■ **EXERCISE DETAILS**
What is the number of lines in these entries that include "JSON"? Write that number and no other text.

────────────────────

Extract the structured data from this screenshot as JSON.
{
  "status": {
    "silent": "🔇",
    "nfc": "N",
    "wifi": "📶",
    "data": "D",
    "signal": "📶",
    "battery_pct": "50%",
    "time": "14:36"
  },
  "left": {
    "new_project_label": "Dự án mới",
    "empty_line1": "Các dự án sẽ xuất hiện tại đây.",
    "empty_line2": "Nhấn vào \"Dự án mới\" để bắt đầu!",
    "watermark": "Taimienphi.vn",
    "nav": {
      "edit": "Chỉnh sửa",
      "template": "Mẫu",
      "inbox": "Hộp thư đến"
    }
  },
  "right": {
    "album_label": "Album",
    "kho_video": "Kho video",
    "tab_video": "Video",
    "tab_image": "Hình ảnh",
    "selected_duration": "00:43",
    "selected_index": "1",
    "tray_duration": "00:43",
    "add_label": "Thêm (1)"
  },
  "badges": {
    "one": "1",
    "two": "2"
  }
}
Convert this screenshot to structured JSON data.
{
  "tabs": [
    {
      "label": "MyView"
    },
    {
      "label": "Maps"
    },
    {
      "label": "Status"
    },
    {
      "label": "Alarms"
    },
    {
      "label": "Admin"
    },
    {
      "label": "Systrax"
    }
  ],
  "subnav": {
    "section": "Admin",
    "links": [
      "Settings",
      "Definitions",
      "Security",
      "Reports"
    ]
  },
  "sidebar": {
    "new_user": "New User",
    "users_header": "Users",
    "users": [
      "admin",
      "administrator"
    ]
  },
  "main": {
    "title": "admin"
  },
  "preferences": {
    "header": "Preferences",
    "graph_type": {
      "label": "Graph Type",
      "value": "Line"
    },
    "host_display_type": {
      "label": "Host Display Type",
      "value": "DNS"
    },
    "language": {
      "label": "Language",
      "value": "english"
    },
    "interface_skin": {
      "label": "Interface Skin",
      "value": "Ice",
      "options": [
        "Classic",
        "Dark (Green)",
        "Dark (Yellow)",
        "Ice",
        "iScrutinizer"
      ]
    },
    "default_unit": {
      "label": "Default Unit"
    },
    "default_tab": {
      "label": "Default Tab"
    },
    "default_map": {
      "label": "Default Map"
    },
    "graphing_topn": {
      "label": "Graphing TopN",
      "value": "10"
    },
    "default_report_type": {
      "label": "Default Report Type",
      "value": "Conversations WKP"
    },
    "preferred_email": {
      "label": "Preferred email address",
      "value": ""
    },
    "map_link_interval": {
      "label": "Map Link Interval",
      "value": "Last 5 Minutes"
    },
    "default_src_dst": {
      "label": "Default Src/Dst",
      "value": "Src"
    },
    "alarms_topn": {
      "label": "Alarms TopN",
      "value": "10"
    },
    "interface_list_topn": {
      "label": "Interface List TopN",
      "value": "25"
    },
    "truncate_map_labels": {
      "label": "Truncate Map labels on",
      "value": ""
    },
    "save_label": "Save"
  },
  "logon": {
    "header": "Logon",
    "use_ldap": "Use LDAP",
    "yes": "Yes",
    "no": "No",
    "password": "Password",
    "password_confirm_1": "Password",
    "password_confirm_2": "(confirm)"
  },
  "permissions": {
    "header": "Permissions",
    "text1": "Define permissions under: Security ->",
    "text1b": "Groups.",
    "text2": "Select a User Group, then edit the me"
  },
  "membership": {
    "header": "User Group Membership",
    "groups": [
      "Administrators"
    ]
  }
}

────────────────────

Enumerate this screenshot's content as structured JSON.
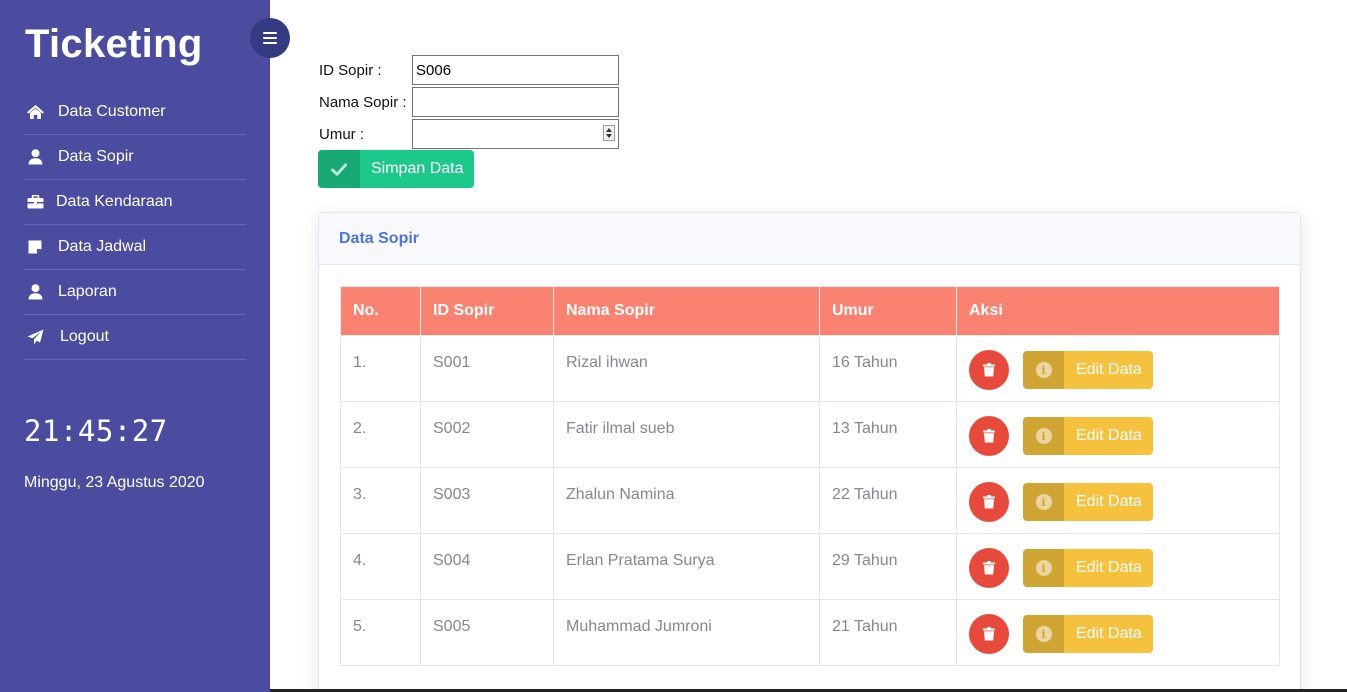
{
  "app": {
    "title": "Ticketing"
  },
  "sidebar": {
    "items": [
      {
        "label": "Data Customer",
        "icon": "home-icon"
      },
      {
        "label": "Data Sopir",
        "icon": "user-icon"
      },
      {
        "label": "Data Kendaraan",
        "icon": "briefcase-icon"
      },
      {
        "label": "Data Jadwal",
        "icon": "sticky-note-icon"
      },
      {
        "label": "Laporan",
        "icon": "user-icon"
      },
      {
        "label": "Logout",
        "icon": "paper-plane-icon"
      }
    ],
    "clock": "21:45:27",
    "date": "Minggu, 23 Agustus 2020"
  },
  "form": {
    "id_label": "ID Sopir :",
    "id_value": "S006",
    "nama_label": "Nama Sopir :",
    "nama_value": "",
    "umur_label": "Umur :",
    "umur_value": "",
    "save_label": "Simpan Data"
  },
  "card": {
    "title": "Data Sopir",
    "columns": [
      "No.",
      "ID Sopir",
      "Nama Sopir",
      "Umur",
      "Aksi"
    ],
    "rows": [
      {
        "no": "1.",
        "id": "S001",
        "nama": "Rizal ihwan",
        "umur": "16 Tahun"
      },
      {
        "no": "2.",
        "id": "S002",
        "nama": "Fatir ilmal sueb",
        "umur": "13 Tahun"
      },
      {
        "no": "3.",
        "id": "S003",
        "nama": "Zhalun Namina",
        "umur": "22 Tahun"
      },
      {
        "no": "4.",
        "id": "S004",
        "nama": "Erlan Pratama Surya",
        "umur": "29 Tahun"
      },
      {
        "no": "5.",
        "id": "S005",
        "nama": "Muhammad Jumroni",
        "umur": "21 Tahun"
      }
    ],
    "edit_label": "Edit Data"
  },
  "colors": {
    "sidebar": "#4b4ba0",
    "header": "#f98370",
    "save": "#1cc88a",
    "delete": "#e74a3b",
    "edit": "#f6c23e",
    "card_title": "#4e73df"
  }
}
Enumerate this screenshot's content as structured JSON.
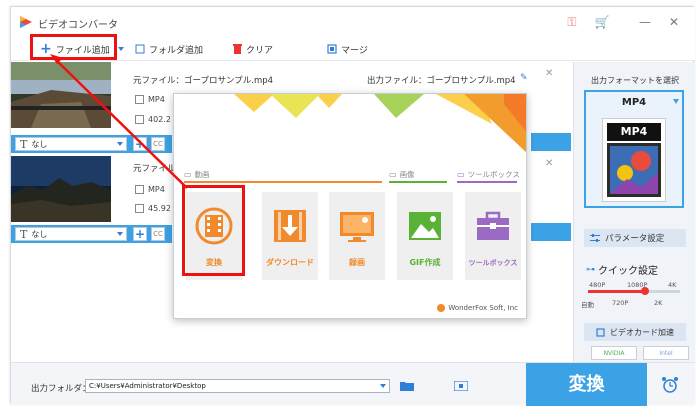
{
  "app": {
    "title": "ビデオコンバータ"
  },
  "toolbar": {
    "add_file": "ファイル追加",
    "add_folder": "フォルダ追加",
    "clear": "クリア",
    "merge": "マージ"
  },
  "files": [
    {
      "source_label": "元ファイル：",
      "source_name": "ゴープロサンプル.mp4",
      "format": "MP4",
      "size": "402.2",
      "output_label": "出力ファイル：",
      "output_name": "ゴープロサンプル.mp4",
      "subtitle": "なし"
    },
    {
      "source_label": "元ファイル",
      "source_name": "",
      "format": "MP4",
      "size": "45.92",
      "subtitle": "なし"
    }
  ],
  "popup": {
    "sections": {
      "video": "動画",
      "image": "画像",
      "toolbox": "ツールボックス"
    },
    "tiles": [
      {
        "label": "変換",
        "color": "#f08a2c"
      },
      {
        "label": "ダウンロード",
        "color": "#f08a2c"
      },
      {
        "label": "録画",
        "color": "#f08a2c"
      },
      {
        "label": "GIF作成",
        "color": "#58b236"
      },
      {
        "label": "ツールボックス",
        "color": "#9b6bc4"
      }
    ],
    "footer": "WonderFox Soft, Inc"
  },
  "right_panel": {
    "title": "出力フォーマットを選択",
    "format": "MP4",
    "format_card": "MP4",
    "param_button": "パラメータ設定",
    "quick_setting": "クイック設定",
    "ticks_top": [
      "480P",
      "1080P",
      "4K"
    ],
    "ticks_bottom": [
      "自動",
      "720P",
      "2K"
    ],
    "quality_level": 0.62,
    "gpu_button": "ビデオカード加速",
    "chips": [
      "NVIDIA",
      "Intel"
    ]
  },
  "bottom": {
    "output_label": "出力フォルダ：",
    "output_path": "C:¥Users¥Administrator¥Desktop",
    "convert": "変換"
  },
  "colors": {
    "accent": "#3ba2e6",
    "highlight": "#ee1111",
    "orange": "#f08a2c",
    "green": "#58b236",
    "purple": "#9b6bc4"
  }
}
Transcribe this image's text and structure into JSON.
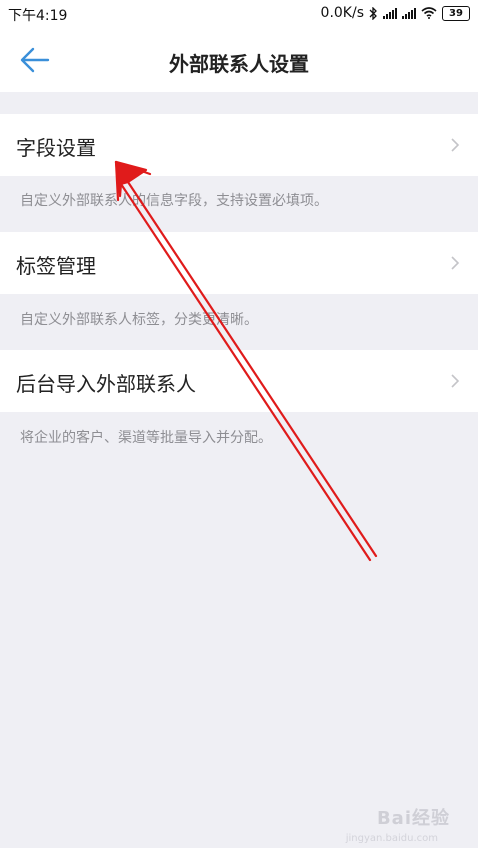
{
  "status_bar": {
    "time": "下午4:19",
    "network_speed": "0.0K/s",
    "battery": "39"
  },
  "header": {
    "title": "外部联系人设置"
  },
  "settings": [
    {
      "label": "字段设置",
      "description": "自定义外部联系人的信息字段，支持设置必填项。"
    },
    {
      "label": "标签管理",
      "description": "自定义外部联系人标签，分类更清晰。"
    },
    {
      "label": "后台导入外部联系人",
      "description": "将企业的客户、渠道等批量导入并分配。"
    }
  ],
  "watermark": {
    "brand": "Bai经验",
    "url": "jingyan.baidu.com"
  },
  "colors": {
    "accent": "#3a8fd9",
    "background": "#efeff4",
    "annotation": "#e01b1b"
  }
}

────────────────────

■ **FINISHED ANSWER**
5